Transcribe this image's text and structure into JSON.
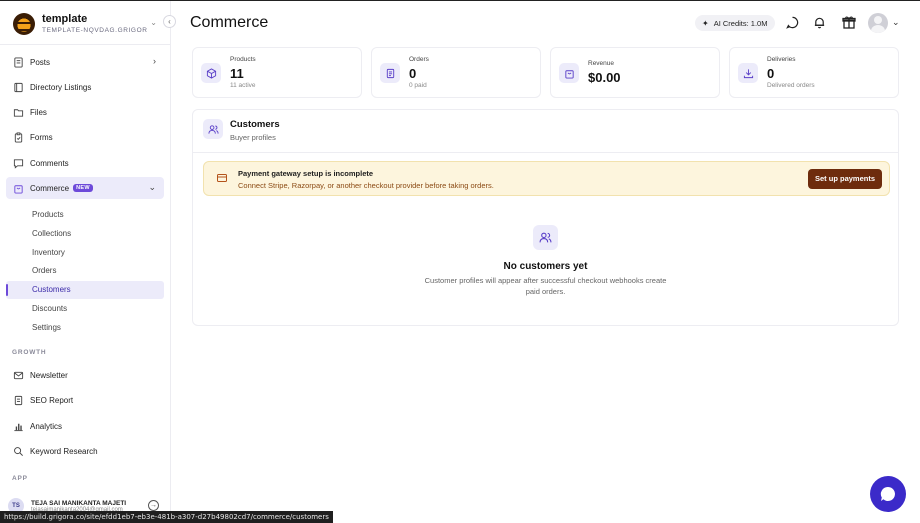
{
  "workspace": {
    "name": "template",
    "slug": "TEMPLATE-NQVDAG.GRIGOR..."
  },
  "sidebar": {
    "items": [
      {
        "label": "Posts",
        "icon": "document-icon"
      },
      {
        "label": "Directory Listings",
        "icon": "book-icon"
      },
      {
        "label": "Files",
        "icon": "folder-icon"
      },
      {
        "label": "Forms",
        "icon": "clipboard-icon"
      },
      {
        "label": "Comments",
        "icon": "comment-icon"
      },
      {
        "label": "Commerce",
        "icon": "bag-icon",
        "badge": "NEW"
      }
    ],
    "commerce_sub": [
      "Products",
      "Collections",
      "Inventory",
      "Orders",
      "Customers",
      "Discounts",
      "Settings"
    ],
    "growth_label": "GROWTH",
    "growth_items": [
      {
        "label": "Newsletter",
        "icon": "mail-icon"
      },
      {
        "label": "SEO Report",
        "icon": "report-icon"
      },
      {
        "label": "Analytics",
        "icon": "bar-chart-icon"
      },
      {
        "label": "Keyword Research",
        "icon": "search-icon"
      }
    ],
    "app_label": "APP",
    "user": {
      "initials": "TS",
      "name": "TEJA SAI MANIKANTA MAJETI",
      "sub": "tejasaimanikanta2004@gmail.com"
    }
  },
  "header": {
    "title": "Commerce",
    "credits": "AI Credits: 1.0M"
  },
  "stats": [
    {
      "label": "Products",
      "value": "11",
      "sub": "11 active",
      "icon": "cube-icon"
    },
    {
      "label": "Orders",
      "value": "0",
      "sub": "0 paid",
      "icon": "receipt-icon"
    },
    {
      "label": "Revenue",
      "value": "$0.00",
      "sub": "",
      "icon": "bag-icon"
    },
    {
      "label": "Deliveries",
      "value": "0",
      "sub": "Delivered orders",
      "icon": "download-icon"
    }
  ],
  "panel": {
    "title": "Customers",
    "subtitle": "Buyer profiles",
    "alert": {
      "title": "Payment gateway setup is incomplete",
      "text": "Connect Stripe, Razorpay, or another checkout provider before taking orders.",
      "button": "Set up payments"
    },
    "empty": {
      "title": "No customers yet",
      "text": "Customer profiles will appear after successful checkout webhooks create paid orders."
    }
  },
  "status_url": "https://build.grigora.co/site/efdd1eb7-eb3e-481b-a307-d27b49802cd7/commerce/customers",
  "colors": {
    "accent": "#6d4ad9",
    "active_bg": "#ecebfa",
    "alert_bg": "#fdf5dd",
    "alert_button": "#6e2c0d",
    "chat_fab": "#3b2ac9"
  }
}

——————

- **TASK**: Return each line in the records that holds the string "checkout".

- **COMPLETE ANSWER**:
      "text": "Connect Stripe, Razorpay, or another checkout provider before taking orders.",
      "text": "Customer profiles will appear after successful checkout webhooks create paid orders."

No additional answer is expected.